=== Data for this task ===

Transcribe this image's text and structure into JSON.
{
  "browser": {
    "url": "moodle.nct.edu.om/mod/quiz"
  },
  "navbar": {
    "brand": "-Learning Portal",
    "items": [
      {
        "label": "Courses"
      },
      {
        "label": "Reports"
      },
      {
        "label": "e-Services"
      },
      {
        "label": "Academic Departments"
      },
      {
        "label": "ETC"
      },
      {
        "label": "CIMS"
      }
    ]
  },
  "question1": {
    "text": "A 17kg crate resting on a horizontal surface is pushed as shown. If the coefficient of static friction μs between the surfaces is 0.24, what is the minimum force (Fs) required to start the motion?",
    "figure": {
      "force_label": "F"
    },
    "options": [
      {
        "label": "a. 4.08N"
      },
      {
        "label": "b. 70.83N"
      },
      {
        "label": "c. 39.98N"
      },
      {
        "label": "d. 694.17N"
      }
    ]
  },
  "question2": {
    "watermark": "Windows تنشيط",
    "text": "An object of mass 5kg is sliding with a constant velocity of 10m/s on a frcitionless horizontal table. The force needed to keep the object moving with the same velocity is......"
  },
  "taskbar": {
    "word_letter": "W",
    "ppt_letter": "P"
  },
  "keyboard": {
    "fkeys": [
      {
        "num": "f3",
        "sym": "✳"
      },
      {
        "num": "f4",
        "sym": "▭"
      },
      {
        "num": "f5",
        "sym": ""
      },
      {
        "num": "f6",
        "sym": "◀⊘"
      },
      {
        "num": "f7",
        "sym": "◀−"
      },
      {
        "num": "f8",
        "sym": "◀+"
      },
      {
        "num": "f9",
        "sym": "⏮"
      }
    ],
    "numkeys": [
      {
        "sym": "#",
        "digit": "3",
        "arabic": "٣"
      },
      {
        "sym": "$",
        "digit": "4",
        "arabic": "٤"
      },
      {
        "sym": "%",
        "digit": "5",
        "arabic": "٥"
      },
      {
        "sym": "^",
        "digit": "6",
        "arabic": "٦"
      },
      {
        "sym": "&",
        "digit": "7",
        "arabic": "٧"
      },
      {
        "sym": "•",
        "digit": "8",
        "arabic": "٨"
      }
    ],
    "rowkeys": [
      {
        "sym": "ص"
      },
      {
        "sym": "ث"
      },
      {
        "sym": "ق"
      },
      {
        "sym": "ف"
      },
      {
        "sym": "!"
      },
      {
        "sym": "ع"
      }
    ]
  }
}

===

* **What needs to be done**
Only the number is required: the count of lines containing the word "horizontal".

* **Result of this exercise**
2